[Data listing]
┄┄┄┄┄┄┄┄┄┄┄┄┄┄┄┄┄┄┄┄
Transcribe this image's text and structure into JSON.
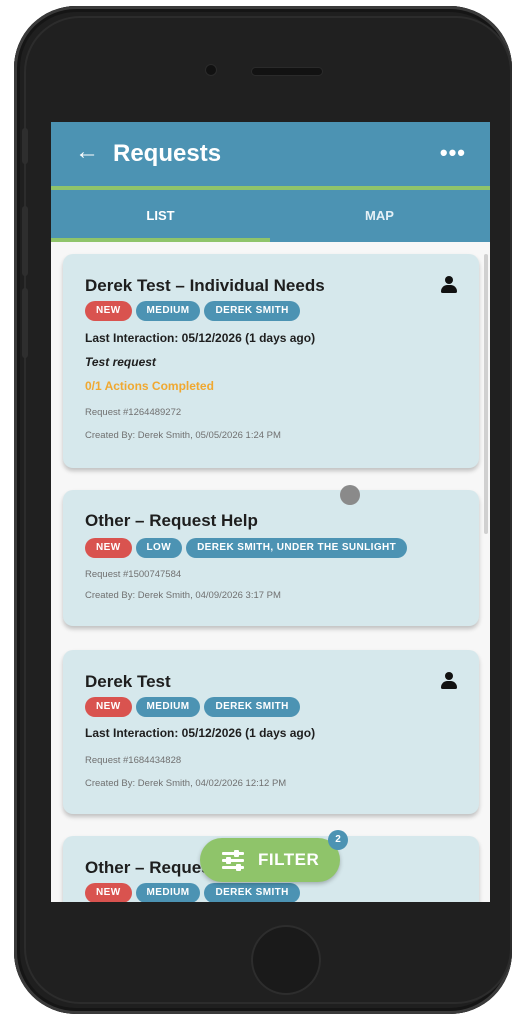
{
  "header": {
    "title": "Requests",
    "back_icon": "arrow-left-icon",
    "more_icon": "more-horizontal-icon"
  },
  "tabs": [
    {
      "label": "LIST",
      "active": true
    },
    {
      "label": "MAP",
      "active": false
    }
  ],
  "requests": [
    {
      "title": "Derek Test – Individual Needs",
      "badges": [
        "NEW",
        "MEDIUM",
        "DEREK SMITH"
      ],
      "last_interaction": "Last Interaction: 05/12/2026 (1 days ago)",
      "description": "Test request",
      "actions": "0/1 Actions Completed",
      "request_no": "Request #1264489272",
      "created": "Created By: Derek Smith, 05/05/2026 1:24 PM"
    },
    {
      "title": "Other – Request Help",
      "badges": [
        "NEW",
        "LOW",
        "DEREK SMITH, UNDER THE SUNLIGHT"
      ],
      "request_no": "Request #1500747584",
      "created": "Created By: Derek Smith, 04/09/2026 3:17 PM"
    },
    {
      "title": "Derek Test",
      "badges": [
        "NEW",
        "MEDIUM",
        "DEREK SMITH"
      ],
      "last_interaction": "Last Interaction: 05/12/2026 (1 days ago)",
      "request_no": "Request #1684434828",
      "created": "Created By: Derek Smith, 04/02/2026 12:12 PM"
    },
    {
      "title": "Other – Reques",
      "badges": [
        "NEW",
        "MEDIUM",
        "DEREK SMITH"
      ]
    }
  ],
  "filter": {
    "label": "FILTER",
    "count": "2",
    "icon": "sliders-icon"
  },
  "colors": {
    "primary": "#4c93b3",
    "accent_green": "#8fc46a",
    "badge_new": "#d9534f",
    "card_bg": "#d6e8ec",
    "actions_orange": "#f0a830"
  }
}
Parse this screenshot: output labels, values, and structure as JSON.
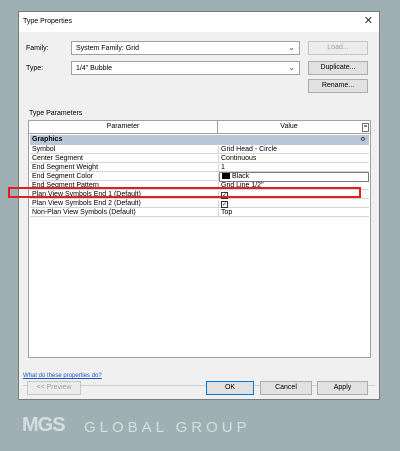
{
  "dialog": {
    "title": "Type Properties",
    "close_glyph": "✕",
    "family_label": "Family:",
    "family_value": "System Family: Grid",
    "type_label": "Type:",
    "type_value": "1/4\" Bubble",
    "load_button": "Load...",
    "duplicate_button": "Duplicate...",
    "rename_button": "Rename...",
    "type_parameters_label": "Type Parameters",
    "column_parameter": "Parameter",
    "column_value": "Value",
    "column_button": "=",
    "group_name": "Graphics",
    "group_collapse_glyph": "≎",
    "rows": [
      {
        "parameter": "Symbol",
        "value": "Grid Head - Circle"
      },
      {
        "parameter": "Center Segment",
        "value": "Continuous"
      },
      {
        "parameter": "End Segment Weight",
        "value": "1"
      },
      {
        "parameter": "End Segment Color",
        "value": "Black"
      },
      {
        "parameter": "End Segment Pattern",
        "value": "Grid Line 1/2\""
      },
      {
        "parameter": "Plan View Symbols End 1 (Default)",
        "value": "✓",
        "checked": true
      },
      {
        "parameter": "Plan View Symbols End 2 (Default)",
        "value": "✓",
        "checked": true
      },
      {
        "parameter": "Non-Plan View Symbols (Default)",
        "value": "Top"
      }
    ],
    "end_segment_color_swatch": "#000000",
    "highlight_color": "#e02020",
    "help_link": "What do these properties do?",
    "preview_button": "<< Preview",
    "ok_button": "OK",
    "cancel_button": "Cancel",
    "apply_button": "Apply"
  },
  "watermark": {
    "logo": "MGS",
    "text": "GLOBAL GROUP"
  }
}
┄┄┄┄┄┄┄┄┄┄┄┄┄┄┄┄┄┄┄┄
- **STATED TASK**
All the records need to be repeated exactly, with the images dropped.

- **ANSWER TO THIS EXERCISE**
Transcribe this image's text and structure into JSON.
{
  "header": {
    "title": "Requests",
    "back_icon": "arrow-left-icon",
    "more_icon": "more-horizontal-icon"
  },
  "tabs": [
    {
      "label": "LIST",
      "active": true
    },
    {
      "label": "MAP",
      "active": false
    }
  ],
  "requests": [
    {
      "title": "Derek Test – Individual Needs",
      "badges": [
        "NEW",
        "MEDIUM",
        "DEREK SMITH"
      ],
      "last_interaction": "Last Interaction: 05/12/2026 (1 days ago)",
      "description": "Test request",
      "actions": "0/1 Actions Completed",
      "request_no": "Request #1264489272",
      "created": "Created By: Derek Smith, 05/05/2026 1:24 PM"
    },
    {
      "title": "Other – Request Help",
      "badges": [
        "NEW",
        "LOW",
        "DEREK SMITH, UNDER THE SUNLIGHT"
      ],
      "request_no": "Request #1500747584",
      "created": "Created By: Derek Smith, 04/09/2026 3:17 PM"
    },
    {
      "title": "Derek Test",
      "badges": [
        "NEW",
        "MEDIUM",
        "DEREK SMITH"
      ],
      "last_interaction": "Last Interaction: 05/12/2026 (1 days ago)",
      "request_no": "Request #1684434828",
      "created": "Created By: Derek Smith, 04/02/2026 12:12 PM"
    },
    {
      "title": "Other – Reques",
      "badges": [
        "NEW",
        "MEDIUM",
        "DEREK SMITH"
      ]
    }
  ],
  "filter": {
    "label": "FILTER",
    "count": "2",
    "icon": "sliders-icon"
  },
  "colors": {
    "primary": "#4c93b3",
    "accent_green": "#8fc46a",
    "badge_new": "#d9534f",
    "card_bg": "#d6e8ec",
    "actions_orange": "#f0a830"
  }
}
Parse this screenshot: output labels, values, and structure as JSON.
{
  "dialog": {
    "title": "Type Properties",
    "close_glyph": "✕",
    "family_label": "Family:",
    "family_value": "System Family: Grid",
    "type_label": "Type:",
    "type_value": "1/4\" Bubble",
    "load_button": "Load...",
    "duplicate_button": "Duplicate...",
    "rename_button": "Rename...",
    "type_parameters_label": "Type Parameters",
    "column_parameter": "Parameter",
    "column_value": "Value",
    "column_button": "=",
    "group_name": "Graphics",
    "group_collapse_glyph": "≎",
    "rows": [
      {
        "parameter": "Symbol",
        "value": "Grid Head - Circle"
      },
      {
        "parameter": "Center Segment",
        "value": "Continuous"
      },
      {
        "parameter": "End Segment Weight",
        "value": "1"
      },
      {
        "parameter": "End Segment Color",
        "value": "Black"
      },
      {
        "parameter": "End Segment Pattern",
        "value": "Grid Line 1/2\""
      },
      {
        "parameter": "Plan View Symbols End 1 (Default)",
        "value": "✓",
        "checked": true
      },
      {
        "parameter": "Plan View Symbols End 2 (Default)",
        "value": "✓",
        "checked": true
      },
      {
        "parameter": "Non-Plan View Symbols (Default)",
        "value": "Top"
      }
    ],
    "end_segment_color_swatch": "#000000",
    "highlight_color": "#e02020",
    "help_link": "What do these properties do?",
    "preview_button": "<< Preview",
    "ok_button": "OK",
    "cancel_button": "Cancel",
    "apply_button": "Apply"
  },
  "watermark": {
    "logo": "MGS",
    "text": "GLOBAL GROUP"
  }
}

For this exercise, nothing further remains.